- **GIVEN INSTRUCTION**: Look for the word "text" in the entries below, then copy every line that has it.

Collection entries:
┏━━
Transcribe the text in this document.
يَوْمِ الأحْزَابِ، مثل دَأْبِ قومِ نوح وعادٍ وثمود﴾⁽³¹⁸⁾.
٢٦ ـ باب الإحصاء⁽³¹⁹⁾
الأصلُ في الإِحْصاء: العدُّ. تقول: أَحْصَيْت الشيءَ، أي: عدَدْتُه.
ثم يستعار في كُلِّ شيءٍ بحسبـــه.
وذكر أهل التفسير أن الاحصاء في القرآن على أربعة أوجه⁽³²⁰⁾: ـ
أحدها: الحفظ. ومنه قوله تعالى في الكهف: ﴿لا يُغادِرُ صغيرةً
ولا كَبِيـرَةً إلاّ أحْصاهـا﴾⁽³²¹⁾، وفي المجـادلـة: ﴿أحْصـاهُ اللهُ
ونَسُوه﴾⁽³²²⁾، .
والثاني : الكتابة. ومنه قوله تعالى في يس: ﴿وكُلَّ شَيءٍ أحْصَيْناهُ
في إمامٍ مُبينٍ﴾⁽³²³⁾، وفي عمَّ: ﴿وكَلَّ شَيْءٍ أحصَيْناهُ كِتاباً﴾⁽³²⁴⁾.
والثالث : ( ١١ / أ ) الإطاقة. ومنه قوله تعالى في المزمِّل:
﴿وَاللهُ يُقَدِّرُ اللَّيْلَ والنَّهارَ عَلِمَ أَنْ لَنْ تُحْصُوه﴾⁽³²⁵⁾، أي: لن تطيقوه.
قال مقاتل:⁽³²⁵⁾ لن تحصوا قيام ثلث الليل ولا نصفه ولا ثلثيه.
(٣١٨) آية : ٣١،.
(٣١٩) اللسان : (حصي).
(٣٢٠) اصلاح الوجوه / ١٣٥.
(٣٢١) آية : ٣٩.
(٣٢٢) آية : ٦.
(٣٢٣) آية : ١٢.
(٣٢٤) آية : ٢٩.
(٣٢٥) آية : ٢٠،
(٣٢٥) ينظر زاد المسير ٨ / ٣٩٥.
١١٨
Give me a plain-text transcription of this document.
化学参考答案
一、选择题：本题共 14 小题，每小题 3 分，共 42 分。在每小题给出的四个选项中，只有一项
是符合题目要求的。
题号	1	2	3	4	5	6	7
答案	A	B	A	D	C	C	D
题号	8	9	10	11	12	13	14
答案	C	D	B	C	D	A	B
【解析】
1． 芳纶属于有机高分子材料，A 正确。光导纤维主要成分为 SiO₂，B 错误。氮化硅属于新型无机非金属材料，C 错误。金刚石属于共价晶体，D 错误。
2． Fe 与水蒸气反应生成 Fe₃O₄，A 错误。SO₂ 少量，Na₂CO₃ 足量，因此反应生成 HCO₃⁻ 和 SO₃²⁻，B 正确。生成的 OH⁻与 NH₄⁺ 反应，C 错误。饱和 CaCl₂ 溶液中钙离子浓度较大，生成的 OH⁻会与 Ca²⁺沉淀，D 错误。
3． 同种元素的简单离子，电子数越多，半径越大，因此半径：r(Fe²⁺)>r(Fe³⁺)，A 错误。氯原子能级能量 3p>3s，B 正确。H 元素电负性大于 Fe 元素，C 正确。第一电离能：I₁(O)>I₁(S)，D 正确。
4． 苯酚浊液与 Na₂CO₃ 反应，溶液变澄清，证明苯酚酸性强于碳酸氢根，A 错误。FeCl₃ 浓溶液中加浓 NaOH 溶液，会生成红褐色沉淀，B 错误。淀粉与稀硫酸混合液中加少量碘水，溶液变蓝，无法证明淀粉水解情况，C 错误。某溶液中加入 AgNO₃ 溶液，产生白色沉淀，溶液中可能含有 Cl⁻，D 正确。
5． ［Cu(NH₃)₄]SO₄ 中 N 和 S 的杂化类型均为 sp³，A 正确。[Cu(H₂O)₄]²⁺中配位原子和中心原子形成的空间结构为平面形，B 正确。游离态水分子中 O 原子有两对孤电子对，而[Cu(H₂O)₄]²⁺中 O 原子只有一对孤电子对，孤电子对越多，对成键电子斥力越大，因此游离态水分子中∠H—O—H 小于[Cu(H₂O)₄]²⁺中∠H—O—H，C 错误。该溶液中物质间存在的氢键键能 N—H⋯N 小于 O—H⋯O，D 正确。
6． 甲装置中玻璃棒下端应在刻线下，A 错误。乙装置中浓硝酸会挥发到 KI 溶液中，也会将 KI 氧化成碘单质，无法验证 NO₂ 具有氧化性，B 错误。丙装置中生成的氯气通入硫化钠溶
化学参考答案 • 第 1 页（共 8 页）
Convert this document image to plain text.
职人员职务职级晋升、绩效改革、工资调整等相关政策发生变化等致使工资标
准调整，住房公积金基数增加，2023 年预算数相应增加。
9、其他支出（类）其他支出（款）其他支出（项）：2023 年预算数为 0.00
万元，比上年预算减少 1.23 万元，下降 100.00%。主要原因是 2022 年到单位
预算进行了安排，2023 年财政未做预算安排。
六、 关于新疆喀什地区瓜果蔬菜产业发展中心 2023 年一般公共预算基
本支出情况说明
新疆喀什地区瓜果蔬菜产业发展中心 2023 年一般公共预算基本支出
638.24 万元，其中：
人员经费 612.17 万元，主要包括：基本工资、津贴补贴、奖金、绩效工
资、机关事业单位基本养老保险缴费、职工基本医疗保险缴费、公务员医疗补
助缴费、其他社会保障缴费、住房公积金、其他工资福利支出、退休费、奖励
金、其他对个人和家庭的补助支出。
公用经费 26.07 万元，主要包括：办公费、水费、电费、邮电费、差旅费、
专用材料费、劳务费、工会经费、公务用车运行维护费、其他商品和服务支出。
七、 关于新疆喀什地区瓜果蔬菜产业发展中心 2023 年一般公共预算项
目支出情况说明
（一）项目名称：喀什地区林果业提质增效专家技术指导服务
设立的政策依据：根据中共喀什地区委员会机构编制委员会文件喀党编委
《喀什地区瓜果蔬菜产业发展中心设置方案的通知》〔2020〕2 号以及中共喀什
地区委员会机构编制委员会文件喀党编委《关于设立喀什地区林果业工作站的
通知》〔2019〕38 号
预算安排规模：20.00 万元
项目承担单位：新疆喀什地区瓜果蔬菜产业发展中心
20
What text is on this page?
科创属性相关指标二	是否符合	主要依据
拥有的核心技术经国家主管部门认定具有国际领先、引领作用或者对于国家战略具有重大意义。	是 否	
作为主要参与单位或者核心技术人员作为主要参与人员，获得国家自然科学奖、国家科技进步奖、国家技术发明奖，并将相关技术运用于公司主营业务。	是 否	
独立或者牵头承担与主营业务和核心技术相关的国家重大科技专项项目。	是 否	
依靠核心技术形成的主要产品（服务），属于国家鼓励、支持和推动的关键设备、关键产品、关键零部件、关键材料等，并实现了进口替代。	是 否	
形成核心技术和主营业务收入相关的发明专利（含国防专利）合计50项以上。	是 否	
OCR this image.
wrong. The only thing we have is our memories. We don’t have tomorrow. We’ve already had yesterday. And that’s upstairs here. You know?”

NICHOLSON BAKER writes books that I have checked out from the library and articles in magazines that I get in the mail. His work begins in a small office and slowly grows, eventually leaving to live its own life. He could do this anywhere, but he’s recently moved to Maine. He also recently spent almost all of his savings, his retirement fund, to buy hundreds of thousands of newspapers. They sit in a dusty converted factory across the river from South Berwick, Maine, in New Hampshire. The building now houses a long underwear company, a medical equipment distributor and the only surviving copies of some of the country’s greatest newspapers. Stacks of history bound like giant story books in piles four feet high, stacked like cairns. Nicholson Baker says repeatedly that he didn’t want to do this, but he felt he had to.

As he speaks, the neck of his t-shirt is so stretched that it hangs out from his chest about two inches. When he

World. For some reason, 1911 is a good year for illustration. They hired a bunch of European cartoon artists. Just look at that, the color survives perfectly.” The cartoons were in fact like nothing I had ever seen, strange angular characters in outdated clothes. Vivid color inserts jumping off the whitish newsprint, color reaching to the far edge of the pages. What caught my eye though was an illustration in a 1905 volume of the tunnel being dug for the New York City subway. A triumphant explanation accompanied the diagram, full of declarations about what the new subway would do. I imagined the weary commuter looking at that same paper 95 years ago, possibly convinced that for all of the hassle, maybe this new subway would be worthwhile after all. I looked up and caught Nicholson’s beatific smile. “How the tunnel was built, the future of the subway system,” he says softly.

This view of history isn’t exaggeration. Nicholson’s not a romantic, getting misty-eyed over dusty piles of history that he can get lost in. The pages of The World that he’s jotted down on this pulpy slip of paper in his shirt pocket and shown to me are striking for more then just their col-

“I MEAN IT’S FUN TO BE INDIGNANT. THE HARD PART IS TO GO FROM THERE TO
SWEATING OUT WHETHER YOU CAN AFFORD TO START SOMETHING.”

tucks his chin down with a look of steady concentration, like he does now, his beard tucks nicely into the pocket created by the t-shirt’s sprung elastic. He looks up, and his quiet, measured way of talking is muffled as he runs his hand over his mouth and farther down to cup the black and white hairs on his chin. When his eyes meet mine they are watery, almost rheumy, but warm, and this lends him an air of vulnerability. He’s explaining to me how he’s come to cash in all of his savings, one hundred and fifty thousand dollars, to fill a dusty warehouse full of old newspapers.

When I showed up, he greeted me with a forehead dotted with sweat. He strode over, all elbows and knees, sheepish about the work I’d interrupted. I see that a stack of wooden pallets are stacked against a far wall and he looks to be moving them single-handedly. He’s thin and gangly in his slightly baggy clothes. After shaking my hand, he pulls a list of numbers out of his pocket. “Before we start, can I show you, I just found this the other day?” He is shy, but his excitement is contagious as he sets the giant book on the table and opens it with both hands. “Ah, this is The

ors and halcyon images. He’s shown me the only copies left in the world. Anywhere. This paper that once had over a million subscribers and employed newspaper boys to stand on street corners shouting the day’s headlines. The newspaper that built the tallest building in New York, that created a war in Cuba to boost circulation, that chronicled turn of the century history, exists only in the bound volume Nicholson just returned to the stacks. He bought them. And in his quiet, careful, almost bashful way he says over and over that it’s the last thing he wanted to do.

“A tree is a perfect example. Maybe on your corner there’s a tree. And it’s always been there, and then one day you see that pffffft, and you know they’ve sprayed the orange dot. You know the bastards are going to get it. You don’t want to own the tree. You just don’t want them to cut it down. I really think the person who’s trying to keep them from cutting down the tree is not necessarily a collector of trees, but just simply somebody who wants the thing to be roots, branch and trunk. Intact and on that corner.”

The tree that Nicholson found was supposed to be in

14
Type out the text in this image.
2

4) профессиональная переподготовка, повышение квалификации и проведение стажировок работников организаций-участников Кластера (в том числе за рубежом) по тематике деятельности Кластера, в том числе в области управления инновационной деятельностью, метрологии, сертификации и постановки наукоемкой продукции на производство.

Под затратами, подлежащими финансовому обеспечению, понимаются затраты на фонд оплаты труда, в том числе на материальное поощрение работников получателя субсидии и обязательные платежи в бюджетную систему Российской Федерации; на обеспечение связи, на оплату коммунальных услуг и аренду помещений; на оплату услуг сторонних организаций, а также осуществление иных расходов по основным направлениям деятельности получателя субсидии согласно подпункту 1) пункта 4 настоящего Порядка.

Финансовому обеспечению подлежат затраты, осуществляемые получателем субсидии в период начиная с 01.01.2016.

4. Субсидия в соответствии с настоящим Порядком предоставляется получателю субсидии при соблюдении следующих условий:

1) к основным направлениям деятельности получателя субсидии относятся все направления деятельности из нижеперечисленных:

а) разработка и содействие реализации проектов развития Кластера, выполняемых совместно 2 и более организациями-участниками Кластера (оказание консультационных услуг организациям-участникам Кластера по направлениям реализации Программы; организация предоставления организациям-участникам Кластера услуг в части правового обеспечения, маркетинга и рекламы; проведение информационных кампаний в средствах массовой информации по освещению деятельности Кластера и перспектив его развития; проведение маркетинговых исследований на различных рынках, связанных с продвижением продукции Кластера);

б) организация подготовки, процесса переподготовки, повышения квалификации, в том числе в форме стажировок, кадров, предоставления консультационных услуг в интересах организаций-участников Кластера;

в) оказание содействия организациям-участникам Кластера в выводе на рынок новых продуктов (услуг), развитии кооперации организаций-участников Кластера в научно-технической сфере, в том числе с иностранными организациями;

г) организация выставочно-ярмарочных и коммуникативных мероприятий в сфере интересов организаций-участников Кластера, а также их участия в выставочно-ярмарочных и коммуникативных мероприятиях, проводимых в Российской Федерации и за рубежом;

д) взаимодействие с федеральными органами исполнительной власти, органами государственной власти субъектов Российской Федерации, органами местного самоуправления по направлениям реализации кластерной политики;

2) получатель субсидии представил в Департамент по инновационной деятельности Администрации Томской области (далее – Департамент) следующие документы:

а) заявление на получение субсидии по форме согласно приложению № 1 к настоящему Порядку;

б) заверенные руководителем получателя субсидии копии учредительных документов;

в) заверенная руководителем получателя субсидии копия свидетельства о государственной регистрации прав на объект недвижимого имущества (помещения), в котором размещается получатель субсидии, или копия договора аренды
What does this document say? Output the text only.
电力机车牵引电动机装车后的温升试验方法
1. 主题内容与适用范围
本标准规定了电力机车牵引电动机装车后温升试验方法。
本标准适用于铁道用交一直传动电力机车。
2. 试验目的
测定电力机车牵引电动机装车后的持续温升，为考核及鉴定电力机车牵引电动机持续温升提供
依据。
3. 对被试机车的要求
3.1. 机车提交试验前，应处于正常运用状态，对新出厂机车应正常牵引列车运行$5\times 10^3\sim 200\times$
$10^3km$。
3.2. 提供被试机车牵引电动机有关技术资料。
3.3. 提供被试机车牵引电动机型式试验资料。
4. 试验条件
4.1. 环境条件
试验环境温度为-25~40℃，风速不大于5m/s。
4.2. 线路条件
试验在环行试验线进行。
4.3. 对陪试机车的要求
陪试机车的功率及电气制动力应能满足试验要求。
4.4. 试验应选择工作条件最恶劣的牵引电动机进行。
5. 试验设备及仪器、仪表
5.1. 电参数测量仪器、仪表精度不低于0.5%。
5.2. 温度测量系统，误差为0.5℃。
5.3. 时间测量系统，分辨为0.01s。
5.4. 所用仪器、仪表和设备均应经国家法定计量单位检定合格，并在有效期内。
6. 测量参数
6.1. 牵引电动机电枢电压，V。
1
┗━━
- **ANSWER TO THIS EXERCISE**:
Transcribe the text in this document.
Give me a plain-text transcription of this document.
Convert this document image to plain text.
What text is on this page?
Type out the text in this image.
What does this document say? Output the text only.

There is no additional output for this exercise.